-- start Data excerpts --

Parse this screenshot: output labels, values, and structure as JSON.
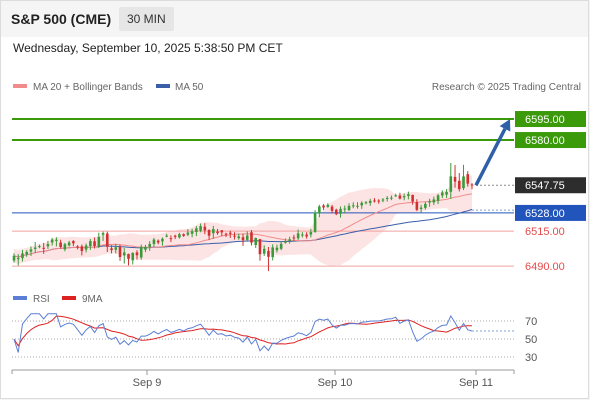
{
  "header": {
    "title": "S&P 500 (CME)",
    "timeframe": "30 MIN"
  },
  "timestamp": "Wednesday, September 10, 2025 5:38:50 PM CET",
  "legend": {
    "ma20": "MA 20 + Bollinger Bands",
    "ma50": "MA 50",
    "credit": "Research © 2025 Trading Central",
    "rsi": "RSI",
    "rsi_ma": "9MA"
  },
  "colors": {
    "resistance": "#3a9a0a",
    "current": "#2d2d2d",
    "pivot": "#2255bb",
    "support": "#e64b4b",
    "bollinger_fill": "#fde1e1",
    "ma20": "#f28b8b",
    "ma50": "#3a5fa8",
    "up_candle": "#3a9a3a",
    "down_candle": "#d23030",
    "arrow": "#2f5fa8",
    "rsi_line": "#5b7fd6",
    "rsi_ma_line": "#dd2222"
  },
  "chart_data": {
    "type": "candlestick",
    "price_range": [
      6478,
      6610
    ],
    "levels": [
      {
        "value": 6595.0,
        "label": "6595.00",
        "kind": "resistance"
      },
      {
        "value": 6580.0,
        "label": "6580.00",
        "kind": "resistance"
      },
      {
        "value": 6547.75,
        "label": "6547.75",
        "kind": "current"
      },
      {
        "value": 6528.0,
        "label": "6528.00",
        "kind": "pivot"
      },
      {
        "value": 6515.0,
        "label": "6515.00",
        "kind": "support"
      },
      {
        "value": 6490.0,
        "label": "6490.00",
        "kind": "support"
      }
    ],
    "candles": [
      [
        6494.0,
        6497.4,
        6492.5,
        6499.2
      ],
      [
        6495.4,
        6495.7,
        6490.4,
        6498.6
      ],
      [
        6495.7,
        6499.1,
        6493.4,
        6501.6
      ],
      [
        6498.3,
        6500.2,
        6496.7,
        6501.4
      ],
      [
        6500.4,
        6501.9,
        6497.3,
        6504.1
      ],
      [
        6502.3,
        6503.3,
        6499.5,
        6507.2
      ],
      [
        6504.2,
        6504.3,
        6502.8,
        6505.4
      ],
      [
        6503.1,
        6502.7,
        6498.8,
        6506.6
      ],
      [
        6504.2,
        6505.8,
        6502.3,
        6508.1
      ],
      [
        6506.9,
        6509.0,
        6504.7,
        6510.2
      ],
      [
        6508.0,
        6508.9,
        6504.1,
        6510.6
      ],
      [
        6506.9,
        6503.7,
        6502.5,
        6508.9
      ],
      [
        6502.0,
        6505.7,
        6500.6,
        6506.7
      ],
      [
        6504.8,
        6506.9,
        6504.0,
        6508.1
      ],
      [
        6507.9,
        6506.3,
        6504.4,
        6508.6
      ],
      [
        6504.1,
        6503.8,
        6502.0,
        6505.0
      ],
      [
        6504.2,
        6500.8,
        6497.7,
        6505.5
      ],
      [
        6501.8,
        6504.8,
        6499.8,
        6506.2
      ],
      [
        6504.4,
        6507.9,
        6501.6,
        6509.4
      ],
      [
        6507.8,
        6504.4,
        6502.6,
        6510.5
      ],
      [
        6504.1,
        6510.9,
        6502.9,
        6513.9
      ],
      [
        6512.4,
        6513.6,
        6508.0,
        6514.7
      ],
      [
        6513.3,
        6503.8,
        6500.1,
        6514.6
      ],
      [
        6502.7,
        6501.5,
        6499.1,
        6505.0
      ],
      [
        6501.7,
        6503.5,
        6499.0,
        6505.9
      ],
      [
        6503.7,
        6496.5,
        6493.8,
        6505.5
      ],
      [
        6497.7,
        6499.8,
        6491.9,
        6502.9
      ],
      [
        6498.7,
        6495.2,
        6490.6,
        6499.0
      ],
      [
        6494.2,
        6499.5,
        6491.2,
        6499.9
      ],
      [
        6499.8,
        6497.8,
        6494.7,
        6501.4
      ],
      [
        6496.2,
        6503.8,
        6494.6,
        6505.4
      ],
      [
        6501.8,
        6503.8,
        6500.0,
        6505.2
      ],
      [
        6503.8,
        6505.8,
        6501.0,
        6507.8
      ],
      [
        6505.8,
        6509.0,
        6503.8,
        6510.2
      ],
      [
        6508.2,
        6506.9,
        6505.6,
        6509.1
      ],
      [
        6507.7,
        6509.6,
        6504.6,
        6510.5
      ],
      [
        6511.7,
        6511.8,
        6510.6,
        6513.1
      ],
      [
        6510.0,
        6509.6,
        6507.2,
        6512.0
      ],
      [
        6511.7,
        6510.9,
        6509.3,
        6512.5
      ],
      [
        6510.5,
        6512.8,
        6509.7,
        6513.8
      ],
      [
        6512.8,
        6511.6,
        6510.9,
        6513.4
      ],
      [
        6512.5,
        6514.0,
        6511.4,
        6516.5
      ],
      [
        6513.1,
        6514.9,
        6510.6,
        6516.7
      ],
      [
        6514.4,
        6517.0,
        6511.5,
        6518.6
      ],
      [
        6515.3,
        6518.6,
        6514.2,
        6520.5
      ],
      [
        6518.2,
        6515.6,
        6512.8,
        6520.7
      ],
      [
        6515.9,
        6511.7,
        6508.8,
        6516.2
      ],
      [
        6513.5,
        6516.5,
        6509.5,
        6518.8
      ],
      [
        6514.7,
        6513.6,
        6512.4,
        6516.6
      ],
      [
        6515.6,
        6514.1,
        6511.4,
        6515.8
      ],
      [
        6513.2,
        6512.5,
        6510.8,
        6513.9
      ],
      [
        6513.9,
        6513.1,
        6510.1,
        6515.3
      ],
      [
        6511.8,
        6511.7,
        6509.0,
        6514.2
      ],
      [
        6510.0,
        6511.2,
        6508.9,
        6513.2
      ],
      [
        6510.7,
        6508.5,
        6504.5,
        6513.3
      ],
      [
        6508.8,
        6511.9,
        6507.4,
        6514.8
      ],
      [
        6514.2,
        6506.8,
        6504.8,
        6515.8
      ],
      [
        6505.1,
        6510.1,
        6503.0,
        6510.4
      ],
      [
        6509.3,
        6498.5,
        6493.9,
        6509.5
      ],
      [
        6498.9,
        6502.4,
        6497.3,
        6504.9
      ],
      [
        6500.9,
        6496.7,
        6486.5,
        6503.7
      ],
      [
        6496.5,
        6503.4,
        6494.1,
        6505.6
      ],
      [
        6501.4,
        6503.2,
        6499.7,
        6505.4
      ],
      [
        6502.4,
        6506.0,
        6501.4,
        6507.7
      ],
      [
        6506.8,
        6507.8,
        6506.0,
        6509.8
      ],
      [
        6508.0,
        6509.2,
        6506.1,
        6511.0
      ],
      [
        6510.5,
        6510.3,
        6508.1,
        6512.4
      ],
      [
        6509.9,
        6513.4,
        6508.6,
        6516.1
      ],
      [
        6511.9,
        6512.6,
        6510.5,
        6514.3
      ],
      [
        6512.5,
        6511.2,
        6509.7,
        6514.2
      ],
      [
        6512.6,
        6514.3,
        6510.5,
        6516.6
      ],
      [
        6514.5,
        6528.3,
        6513.8,
        6530.0
      ],
      [
        6527.7,
        6532.6,
        6524.9,
        6533.8
      ],
      [
        6533.3,
        6531.9,
        6530.1,
        6534.4
      ],
      [
        6532.3,
        6533.8,
        6531.7,
        6534.9
      ],
      [
        6532.5,
        6529.5,
        6527.7,
        6533.7
      ],
      [
        6530.3,
        6527.1,
        6526.4,
        6531.0
      ],
      [
        6527.4,
        6530.9,
        6524.6,
        6532.6
      ],
      [
        6531.0,
        6531.1,
        6527.7,
        6533.3
      ],
      [
        6530.0,
        6533.0,
        6529.4,
        6534.9
      ],
      [
        6533.3,
        6533.4,
        6531.3,
        6535.6
      ],
      [
        6532.9,
        6533.1,
        6531.1,
        6535.6
      ],
      [
        6533.4,
        6535.2,
        6530.9,
        6536.3
      ],
      [
        6535.0,
        6535.6,
        6534.1,
        6536.5
      ],
      [
        6535.1,
        6536.6,
        6533.1,
        6538.1
      ],
      [
        6536.9,
        6536.7,
        6535.4,
        6538.6
      ],
      [
        6536.8,
        6536.7,
        6534.6,
        6537.8
      ],
      [
        6536.8,
        6537.6,
        6535.6,
        6538.6
      ],
      [
        6538.2,
        6538.7,
        6536.1,
        6540.0
      ],
      [
        6538.9,
        6538.9,
        6537.1,
        6540.4
      ],
      [
        6540.0,
        6540.5,
        6539.5,
        6541.7
      ],
      [
        6540.4,
        6538.2,
        6537.6,
        6542.4
      ],
      [
        6539.1,
        6540.0,
        6537.0,
        6541.9
      ],
      [
        6540.1,
        6541.4,
        6537.7,
        6543.2
      ],
      [
        6540.8,
        6536.1,
        6533.8,
        6541.1
      ],
      [
        6535.7,
        6530.2,
        6529.3,
        6537.8
      ],
      [
        6530.8,
        6531.8,
        6528.3,
        6533.8
      ],
      [
        6531.6,
        6534.5,
        6530.4,
        6535.9
      ],
      [
        6535.4,
        6536.3,
        6532.4,
        6538.1
      ],
      [
        6535.5,
        6537.6,
        6533.7,
        6539.6
      ],
      [
        6536.7,
        6540.6,
        6534.3,
        6541.6
      ],
      [
        6540.4,
        6542.6,
        6538.6,
        6544.1
      ],
      [
        6541.0,
        6543.0,
        6538.7,
        6545.0
      ],
      [
        6543.1,
        6554.1,
        6538.0,
        6563.6
      ],
      [
        6553.7,
        6550.3,
        6546.0,
        6562.2
      ],
      [
        6550.9,
        6545.0,
        6543.3,
        6556.5
      ],
      [
        6545.7,
        6554.1,
        6544.3,
        6562.3
      ],
      [
        6555.7,
        6548.9,
        6546.8,
        6557.8
      ],
      [
        6548.3,
        6547.8,
        6544.9,
        6549.3
      ]
    ],
    "moving_averages": [
      {
        "name": "MA 20",
        "band": "Bollinger Bands"
      },
      {
        "name": "MA 50"
      }
    ],
    "x_labels": [
      "Sep 9",
      "Sep 10",
      "Sep 11"
    ],
    "rsi_panel": {
      "y_labels": [
        "70",
        "50",
        "30"
      ],
      "levels": [
        70,
        50,
        30
      ],
      "series": [
        {
          "name": "RSI",
          "color_key": "rsi_line"
        },
        {
          "name": "9MA",
          "color_key": "rsi_ma_line"
        }
      ]
    },
    "forecast_arrow": {
      "from": 6547.75,
      "to": 6595.0
    }
  }
}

-- end Data excerpts --

* _Written problem_:
Pick out the lines containing the word "name" and show them.

* _Result for this task_:
        "name": "MA 20",
        "name": "MA 50"
          "name": "RSI",
          "name": "9MA",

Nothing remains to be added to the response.